>> Begin

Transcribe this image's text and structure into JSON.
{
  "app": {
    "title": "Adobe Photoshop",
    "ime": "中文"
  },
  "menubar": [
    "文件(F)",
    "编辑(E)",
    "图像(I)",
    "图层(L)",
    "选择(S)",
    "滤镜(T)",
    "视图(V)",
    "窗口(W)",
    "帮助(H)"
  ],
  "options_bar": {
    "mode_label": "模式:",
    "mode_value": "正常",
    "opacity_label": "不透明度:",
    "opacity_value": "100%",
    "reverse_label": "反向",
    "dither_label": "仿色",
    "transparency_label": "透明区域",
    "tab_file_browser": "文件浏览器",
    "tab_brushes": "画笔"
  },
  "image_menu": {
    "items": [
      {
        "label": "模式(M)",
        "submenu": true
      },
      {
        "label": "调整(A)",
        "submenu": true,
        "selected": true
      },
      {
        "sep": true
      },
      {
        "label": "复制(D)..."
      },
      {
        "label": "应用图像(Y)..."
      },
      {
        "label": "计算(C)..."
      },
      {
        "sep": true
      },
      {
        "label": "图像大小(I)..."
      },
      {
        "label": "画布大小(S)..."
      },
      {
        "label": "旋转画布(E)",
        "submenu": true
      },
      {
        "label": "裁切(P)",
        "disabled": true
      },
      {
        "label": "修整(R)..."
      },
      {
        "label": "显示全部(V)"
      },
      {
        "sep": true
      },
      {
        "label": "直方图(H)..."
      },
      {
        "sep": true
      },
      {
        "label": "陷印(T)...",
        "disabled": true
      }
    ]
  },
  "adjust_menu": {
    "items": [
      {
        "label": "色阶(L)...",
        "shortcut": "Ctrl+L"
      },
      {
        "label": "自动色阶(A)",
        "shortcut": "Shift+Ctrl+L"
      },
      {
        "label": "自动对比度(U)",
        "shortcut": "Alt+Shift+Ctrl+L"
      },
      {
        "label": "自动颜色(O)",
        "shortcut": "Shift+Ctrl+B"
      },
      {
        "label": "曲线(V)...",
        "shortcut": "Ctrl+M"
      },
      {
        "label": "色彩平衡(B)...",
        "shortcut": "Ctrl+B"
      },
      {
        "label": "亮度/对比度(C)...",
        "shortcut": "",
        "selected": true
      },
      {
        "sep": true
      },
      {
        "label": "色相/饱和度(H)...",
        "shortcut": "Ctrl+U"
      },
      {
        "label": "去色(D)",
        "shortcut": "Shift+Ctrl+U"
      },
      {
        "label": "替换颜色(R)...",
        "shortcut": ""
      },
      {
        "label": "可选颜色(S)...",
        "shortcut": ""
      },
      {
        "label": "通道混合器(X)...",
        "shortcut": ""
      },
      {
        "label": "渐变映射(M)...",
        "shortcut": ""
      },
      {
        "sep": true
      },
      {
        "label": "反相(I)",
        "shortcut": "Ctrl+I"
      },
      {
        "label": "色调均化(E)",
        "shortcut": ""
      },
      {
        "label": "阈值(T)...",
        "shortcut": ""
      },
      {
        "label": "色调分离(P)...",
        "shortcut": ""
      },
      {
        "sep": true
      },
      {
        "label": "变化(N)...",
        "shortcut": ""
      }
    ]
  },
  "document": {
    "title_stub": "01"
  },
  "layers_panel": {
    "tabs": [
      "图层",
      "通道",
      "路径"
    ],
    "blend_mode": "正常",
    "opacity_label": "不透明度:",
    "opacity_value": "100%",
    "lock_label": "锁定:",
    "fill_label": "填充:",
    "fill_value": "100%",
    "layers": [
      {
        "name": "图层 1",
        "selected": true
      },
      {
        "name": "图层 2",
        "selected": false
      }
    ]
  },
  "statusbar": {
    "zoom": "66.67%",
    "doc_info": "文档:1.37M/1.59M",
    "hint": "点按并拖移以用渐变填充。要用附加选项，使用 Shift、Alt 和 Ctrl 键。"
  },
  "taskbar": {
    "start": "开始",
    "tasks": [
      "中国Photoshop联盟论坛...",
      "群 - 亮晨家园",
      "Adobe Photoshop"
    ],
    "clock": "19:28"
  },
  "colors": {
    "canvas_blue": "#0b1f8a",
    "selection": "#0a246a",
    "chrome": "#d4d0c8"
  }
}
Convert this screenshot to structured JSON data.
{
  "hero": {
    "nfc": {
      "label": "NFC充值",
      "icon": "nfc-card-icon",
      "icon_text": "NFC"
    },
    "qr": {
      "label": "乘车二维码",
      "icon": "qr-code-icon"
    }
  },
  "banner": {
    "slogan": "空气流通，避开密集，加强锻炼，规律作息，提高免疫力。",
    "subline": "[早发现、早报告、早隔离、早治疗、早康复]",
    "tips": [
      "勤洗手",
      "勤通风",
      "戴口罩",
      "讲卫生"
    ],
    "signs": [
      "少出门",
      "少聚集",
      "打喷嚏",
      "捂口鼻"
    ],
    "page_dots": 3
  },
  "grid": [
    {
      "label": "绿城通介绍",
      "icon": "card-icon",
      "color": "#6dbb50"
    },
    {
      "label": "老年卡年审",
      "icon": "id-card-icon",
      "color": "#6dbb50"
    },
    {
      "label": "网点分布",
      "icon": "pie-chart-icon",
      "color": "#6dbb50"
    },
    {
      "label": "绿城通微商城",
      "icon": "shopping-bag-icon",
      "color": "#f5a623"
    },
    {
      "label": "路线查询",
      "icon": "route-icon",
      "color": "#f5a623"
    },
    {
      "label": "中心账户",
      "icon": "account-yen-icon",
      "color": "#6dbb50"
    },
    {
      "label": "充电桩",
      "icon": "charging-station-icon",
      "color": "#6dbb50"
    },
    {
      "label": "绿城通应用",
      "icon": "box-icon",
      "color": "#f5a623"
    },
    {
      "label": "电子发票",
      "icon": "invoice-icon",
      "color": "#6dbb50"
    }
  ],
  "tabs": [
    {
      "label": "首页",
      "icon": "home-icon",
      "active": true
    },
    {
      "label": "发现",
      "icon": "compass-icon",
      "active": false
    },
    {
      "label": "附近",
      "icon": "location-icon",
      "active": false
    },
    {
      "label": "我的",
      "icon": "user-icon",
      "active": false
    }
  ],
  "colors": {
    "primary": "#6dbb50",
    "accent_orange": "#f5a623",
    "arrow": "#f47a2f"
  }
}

>> End

Copy every line of the records word for word.

■ TASK SOLUTION ■
Transcribe this image's text and structure into JSON.
{
  "app": {
    "title": "Adobe Photoshop",
    "ime": "中文"
  },
  "menubar": [
    "文件(F)",
    "编辑(E)",
    "图像(I)",
    "图层(L)",
    "选择(S)",
    "滤镜(T)",
    "视图(V)",
    "窗口(W)",
    "帮助(H)"
  ],
  "options_bar": {
    "mode_label": "模式:",
    "mode_value": "正常",
    "opacity_label": "不透明度:",
    "opacity_value": "100%",
    "reverse_label": "反向",
    "dither_label": "仿色",
    "transparency_label": "透明区域",
    "tab_file_browser": "文件浏览器",
    "tab_brushes": "画笔"
  },
  "image_menu": {
    "items": [
      {
        "label": "模式(M)",
        "submenu": true
      },
      {
        "label": "调整(A)",
        "submenu": true,
        "selected": true
      },
      {
        "sep": true
      },
      {
        "label": "复制(D)..."
      },
      {
        "label": "应用图像(Y)..."
      },
      {
        "label": "计算(C)..."
      },
      {
        "sep": true
      },
      {
        "label": "图像大小(I)..."
      },
      {
        "label": "画布大小(S)..."
      },
      {
        "label": "旋转画布(E)",
        "submenu": true
      },
      {
        "label": "裁切(P)",
        "disabled": true
      },
      {
        "label": "修整(R)..."
      },
      {
        "label": "显示全部(V)"
      },
      {
        "sep": true
      },
      {
        "label": "直方图(H)..."
      },
      {
        "sep": true
      },
      {
        "label": "陷印(T)...",
        "disabled": true
      }
    ]
  },
  "adjust_menu": {
    "items": [
      {
        "label": "色阶(L)...",
        "shortcut": "Ctrl+L"
      },
      {
        "label": "自动色阶(A)",
        "shortcut": "Shift+Ctrl+L"
      },
      {
        "label": "自动对比度(U)",
        "shortcut": "Alt+Shift+Ctrl+L"
      },
      {
        "label": "自动颜色(O)",
        "shortcut": "Shift+Ctrl+B"
      },
      {
        "label": "曲线(V)...",
        "shortcut": "Ctrl+M"
      },
      {
        "label": "色彩平衡(B)...",
        "shortcut": "Ctrl+B"
      },
      {
        "label": "亮度/对比度(C)...",
        "shortcut": "",
        "selected": true
      },
      {
        "sep": true
      },
      {
        "label": "色相/饱和度(H)...",
        "shortcut": "Ctrl+U"
      },
      {
        "label": "去色(D)",
        "shortcut": "Shift+Ctrl+U"
      },
      {
        "label": "替换颜色(R)...",
        "shortcut": ""
      },
      {
        "label": "可选颜色(S)...",
        "shortcut": ""
      },
      {
        "label": "通道混合器(X)...",
        "shortcut": ""
      },
      {
        "label": "渐变映射(M)...",
        "shortcut": ""
      },
      {
        "sep": true
      },
      {
        "label": "反相(I)",
        "shortcut": "Ctrl+I"
      },
      {
        "label": "色调均化(E)",
        "shortcut": ""
      },
      {
        "label": "阈值(T)...",
        "shortcut": ""
      },
      {
        "label": "色调分离(P)...",
        "shortcut": ""
      },
      {
        "sep": true
      },
      {
        "label": "变化(N)...",
        "shortcut": ""
      }
    ]
  },
  "document": {
    "title_stub": "01"
  },
  "layers_panel": {
    "tabs": [
      "图层",
      "通道",
      "路径"
    ],
    "blend_mode": "正常",
    "opacity_label": "不透明度:",
    "opacity_value": "100%",
    "lock_label": "锁定:",
    "fill_label": "填充:",
    "fill_value": "100%",
    "layers": [
      {
        "name": "图层 1",
        "selected": true
      },
      {
        "name": "图层 2",
        "selected": false
      }
    ]
  },
  "statusbar": {
    "zoom": "66.67%",
    "doc_info": "文档:1.37M/1.59M",
    "hint": "点按并拖移以用渐变填充。要用附加选项，使用 Shift、Alt 和 Ctrl 键。"
  },
  "taskbar": {
    "start": "开始",
    "tasks": [
      "中国Photoshop联盟论坛...",
      "群 - 亮晨家园",
      "Adobe Photoshop"
    ],
    "clock": "19:28"
  },
  "colors": {
    "canvas_blue": "#0b1f8a",
    "selection": "#0a246a",
    "chrome": "#d4d0c8"
  }
}
Convert this screenshot to structured JSON data.
{
  "hero": {
    "nfc": {
      "label": "NFC充值",
      "icon": "nfc-card-icon",
      "icon_text": "NFC"
    },
    "qr": {
      "label": "乘车二维码",
      "icon": "qr-code-icon"
    }
  },
  "banner": {
    "slogan": "空气流通，避开密集，加强锻炼，规律作息，提高免疫力。",
    "subline": "[早发现、早报告、早隔离、早治疗、早康复]",
    "tips": [
      "勤洗手",
      "勤通风",
      "戴口罩",
      "讲卫生"
    ],
    "signs": [
      "少出门",
      "少聚集",
      "打喷嚏",
      "捂口鼻"
    ],
    "page_dots": 3
  },
  "grid": [
    {
      "label": "绿城通介绍",
      "icon": "card-icon",
      "color": "#6dbb50"
    },
    {
      "label": "老年卡年审",
      "icon": "id-card-icon",
      "color": "#6dbb50"
    },
    {
      "label": "网点分布",
      "icon": "pie-chart-icon",
      "color": "#6dbb50"
    },
    {
      "label": "绿城通微商城",
      "icon": "shopping-bag-icon",
      "color": "#f5a623"
    },
    {
      "label": "路线查询",
      "icon": "route-icon",
      "color": "#f5a623"
    },
    {
      "label": "中心账户",
      "icon": "account-yen-icon",
      "color": "#6dbb50"
    },
    {
      "label": "充电桩",
      "icon": "charging-station-icon",
      "color": "#6dbb50"
    },
    {
      "label": "绿城通应用",
      "icon": "box-icon",
      "color": "#f5a623"
    },
    {
      "label": "电子发票",
      "icon": "invoice-icon",
      "color": "#6dbb50"
    }
  ],
  "tabs": [
    {
      "label": "首页",
      "icon": "home-icon",
      "active": true
    },
    {
      "label": "发现",
      "icon": "compass-icon",
      "active": false
    },
    {
      "label": "附近",
      "icon": "location-icon",
      "active": false
    },
    {
      "label": "我的",
      "icon": "user-icon",
      "active": false
    }
  ],
  "colors": {
    "primary": "#6dbb50",
    "accent_orange": "#f5a623",
    "arrow": "#f47a2f"
  }
}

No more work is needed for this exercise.